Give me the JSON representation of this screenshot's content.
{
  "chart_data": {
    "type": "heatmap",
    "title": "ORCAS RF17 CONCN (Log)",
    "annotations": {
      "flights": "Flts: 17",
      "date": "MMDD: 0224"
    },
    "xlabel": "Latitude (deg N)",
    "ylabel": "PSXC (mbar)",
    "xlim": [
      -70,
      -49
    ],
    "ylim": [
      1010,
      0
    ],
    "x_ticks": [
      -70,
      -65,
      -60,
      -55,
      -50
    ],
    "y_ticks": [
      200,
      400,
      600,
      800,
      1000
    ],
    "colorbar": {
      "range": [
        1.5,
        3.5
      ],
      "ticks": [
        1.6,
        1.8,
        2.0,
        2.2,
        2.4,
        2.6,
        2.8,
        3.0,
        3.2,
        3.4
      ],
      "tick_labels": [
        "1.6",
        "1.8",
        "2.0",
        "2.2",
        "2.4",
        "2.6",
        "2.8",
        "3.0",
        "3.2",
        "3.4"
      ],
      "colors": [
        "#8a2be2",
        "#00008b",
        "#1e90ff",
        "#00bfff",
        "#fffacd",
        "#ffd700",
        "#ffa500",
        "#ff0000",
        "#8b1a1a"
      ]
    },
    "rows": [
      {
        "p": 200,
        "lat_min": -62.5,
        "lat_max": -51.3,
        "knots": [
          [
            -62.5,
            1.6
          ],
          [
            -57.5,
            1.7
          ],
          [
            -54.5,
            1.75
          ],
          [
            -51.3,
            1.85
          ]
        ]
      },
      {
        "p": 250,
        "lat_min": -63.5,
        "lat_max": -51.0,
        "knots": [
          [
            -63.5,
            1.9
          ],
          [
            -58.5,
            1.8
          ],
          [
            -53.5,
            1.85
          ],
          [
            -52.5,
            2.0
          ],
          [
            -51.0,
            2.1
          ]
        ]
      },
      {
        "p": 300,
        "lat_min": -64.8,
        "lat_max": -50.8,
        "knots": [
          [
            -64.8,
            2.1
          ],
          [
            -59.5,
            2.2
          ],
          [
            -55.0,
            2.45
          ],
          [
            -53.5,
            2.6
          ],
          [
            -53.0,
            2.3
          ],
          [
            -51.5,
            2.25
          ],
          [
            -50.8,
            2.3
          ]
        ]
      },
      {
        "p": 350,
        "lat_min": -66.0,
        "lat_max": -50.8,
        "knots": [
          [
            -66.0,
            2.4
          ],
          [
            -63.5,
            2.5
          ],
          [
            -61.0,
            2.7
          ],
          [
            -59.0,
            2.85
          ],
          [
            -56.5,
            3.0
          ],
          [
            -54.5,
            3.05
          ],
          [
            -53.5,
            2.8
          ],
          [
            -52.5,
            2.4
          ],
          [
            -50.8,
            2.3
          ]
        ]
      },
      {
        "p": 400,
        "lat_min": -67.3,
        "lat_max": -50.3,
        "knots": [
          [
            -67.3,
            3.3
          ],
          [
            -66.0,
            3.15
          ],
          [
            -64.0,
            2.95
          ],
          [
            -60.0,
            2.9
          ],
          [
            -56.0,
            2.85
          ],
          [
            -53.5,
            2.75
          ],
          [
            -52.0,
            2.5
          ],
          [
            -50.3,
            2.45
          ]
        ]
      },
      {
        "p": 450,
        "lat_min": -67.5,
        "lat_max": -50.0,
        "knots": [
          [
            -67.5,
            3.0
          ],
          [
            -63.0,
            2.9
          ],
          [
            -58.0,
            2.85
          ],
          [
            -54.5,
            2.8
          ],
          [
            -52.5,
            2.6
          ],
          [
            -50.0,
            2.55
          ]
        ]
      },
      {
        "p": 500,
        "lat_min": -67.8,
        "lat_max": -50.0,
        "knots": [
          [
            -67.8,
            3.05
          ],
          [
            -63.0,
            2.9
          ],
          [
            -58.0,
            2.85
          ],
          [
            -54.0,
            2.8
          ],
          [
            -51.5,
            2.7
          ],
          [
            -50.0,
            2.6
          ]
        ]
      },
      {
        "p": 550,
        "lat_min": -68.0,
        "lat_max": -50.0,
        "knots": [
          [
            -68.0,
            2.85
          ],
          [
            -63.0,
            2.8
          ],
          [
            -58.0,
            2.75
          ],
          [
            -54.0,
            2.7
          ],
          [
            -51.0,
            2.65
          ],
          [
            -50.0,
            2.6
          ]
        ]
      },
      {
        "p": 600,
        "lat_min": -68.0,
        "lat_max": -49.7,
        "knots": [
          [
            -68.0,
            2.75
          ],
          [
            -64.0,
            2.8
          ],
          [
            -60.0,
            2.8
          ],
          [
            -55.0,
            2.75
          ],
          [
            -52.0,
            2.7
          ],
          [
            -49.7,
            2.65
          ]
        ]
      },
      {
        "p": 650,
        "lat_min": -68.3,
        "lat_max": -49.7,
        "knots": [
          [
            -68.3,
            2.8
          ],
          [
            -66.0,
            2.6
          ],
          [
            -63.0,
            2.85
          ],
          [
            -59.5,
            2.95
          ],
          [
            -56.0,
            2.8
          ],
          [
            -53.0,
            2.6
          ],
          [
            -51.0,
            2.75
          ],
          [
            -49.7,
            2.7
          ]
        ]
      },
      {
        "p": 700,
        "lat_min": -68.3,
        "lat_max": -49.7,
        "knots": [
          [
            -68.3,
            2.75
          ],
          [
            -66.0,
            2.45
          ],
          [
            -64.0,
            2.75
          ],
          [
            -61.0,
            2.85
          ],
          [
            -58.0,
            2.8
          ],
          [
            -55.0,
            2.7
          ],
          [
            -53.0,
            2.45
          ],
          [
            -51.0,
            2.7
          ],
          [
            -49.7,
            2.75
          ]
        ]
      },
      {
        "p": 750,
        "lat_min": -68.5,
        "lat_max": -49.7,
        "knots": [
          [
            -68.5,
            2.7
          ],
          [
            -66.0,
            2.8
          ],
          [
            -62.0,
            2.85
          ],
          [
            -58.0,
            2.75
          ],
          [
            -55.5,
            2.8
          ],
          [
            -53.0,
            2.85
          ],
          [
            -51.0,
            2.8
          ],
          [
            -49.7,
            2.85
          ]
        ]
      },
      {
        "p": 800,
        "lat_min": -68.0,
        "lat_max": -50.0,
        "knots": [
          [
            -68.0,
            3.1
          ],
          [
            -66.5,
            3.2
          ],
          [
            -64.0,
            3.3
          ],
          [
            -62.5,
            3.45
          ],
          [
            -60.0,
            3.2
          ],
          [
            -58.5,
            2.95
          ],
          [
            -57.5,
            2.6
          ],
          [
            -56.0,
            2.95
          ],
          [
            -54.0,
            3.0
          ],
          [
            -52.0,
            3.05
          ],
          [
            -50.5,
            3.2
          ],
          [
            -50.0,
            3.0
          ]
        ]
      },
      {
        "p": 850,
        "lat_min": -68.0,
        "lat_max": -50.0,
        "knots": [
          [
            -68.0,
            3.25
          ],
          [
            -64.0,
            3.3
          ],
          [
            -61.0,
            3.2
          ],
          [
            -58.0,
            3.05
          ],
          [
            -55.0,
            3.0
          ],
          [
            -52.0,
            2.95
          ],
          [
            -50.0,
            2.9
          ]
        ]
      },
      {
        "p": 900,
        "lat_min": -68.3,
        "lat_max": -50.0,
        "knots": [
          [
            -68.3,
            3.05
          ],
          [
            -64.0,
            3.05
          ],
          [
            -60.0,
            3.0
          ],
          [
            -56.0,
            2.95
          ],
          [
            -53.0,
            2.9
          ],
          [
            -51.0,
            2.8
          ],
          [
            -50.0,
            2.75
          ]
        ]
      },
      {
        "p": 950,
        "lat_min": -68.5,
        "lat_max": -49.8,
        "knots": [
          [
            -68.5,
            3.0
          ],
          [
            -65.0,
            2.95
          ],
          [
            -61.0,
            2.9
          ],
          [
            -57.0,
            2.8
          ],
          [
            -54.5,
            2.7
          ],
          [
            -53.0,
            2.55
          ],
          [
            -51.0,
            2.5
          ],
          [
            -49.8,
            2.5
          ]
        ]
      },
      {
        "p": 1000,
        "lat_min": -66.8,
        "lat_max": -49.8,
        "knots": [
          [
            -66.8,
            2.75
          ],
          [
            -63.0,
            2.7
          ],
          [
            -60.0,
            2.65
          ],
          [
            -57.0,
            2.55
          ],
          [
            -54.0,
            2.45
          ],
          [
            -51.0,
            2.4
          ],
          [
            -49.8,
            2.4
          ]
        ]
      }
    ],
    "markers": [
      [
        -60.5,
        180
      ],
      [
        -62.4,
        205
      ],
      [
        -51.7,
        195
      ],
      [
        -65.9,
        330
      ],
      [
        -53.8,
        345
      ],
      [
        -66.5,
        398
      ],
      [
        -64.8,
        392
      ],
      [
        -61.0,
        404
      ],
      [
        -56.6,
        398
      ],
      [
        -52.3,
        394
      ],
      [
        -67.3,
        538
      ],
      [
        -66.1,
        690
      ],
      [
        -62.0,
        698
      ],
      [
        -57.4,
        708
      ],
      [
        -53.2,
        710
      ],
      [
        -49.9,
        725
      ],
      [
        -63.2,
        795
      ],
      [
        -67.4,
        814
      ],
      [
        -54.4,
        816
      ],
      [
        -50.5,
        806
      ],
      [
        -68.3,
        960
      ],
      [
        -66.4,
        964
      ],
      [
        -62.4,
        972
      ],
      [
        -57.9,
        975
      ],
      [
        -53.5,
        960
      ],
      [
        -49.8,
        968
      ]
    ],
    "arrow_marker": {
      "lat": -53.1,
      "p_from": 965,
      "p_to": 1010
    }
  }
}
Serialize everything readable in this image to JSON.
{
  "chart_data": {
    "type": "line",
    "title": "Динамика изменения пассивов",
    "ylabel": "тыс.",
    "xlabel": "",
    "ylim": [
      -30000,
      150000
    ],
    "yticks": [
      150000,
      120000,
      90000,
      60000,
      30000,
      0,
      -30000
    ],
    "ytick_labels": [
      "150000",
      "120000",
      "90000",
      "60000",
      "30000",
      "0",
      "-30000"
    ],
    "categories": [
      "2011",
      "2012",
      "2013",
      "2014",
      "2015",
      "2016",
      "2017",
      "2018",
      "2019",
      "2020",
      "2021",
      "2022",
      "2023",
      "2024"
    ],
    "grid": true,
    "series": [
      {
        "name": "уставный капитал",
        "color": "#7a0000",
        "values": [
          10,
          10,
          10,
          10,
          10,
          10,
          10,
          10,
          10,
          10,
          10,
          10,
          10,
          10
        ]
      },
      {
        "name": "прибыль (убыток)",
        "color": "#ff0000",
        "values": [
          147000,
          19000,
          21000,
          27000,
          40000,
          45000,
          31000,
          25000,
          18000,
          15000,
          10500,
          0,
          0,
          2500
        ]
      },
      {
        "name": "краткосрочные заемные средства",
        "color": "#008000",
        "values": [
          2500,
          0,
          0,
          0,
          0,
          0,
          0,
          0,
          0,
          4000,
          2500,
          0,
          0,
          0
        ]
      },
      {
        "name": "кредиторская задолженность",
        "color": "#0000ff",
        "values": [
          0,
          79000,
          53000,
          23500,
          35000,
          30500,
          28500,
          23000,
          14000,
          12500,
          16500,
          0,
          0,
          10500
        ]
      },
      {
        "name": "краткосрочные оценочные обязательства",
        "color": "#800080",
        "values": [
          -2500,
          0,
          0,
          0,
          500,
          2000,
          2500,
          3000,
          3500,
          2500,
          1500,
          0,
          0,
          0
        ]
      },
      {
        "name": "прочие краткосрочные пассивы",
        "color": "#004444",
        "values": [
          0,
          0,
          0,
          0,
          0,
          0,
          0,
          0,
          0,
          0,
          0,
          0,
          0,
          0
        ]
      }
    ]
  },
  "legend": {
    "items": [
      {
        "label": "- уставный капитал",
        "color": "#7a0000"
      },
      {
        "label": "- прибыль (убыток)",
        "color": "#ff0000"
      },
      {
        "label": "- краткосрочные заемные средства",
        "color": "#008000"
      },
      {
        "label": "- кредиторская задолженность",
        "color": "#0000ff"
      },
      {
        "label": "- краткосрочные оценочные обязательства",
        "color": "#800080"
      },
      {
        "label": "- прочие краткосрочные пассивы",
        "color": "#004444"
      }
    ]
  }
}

++++++++++

Work required:
Every line in the data that holds "this" should be copied out.

Task answer:
Give me the JSON representation of this screenshot's content.
Serialize everything readable in this image to JSON.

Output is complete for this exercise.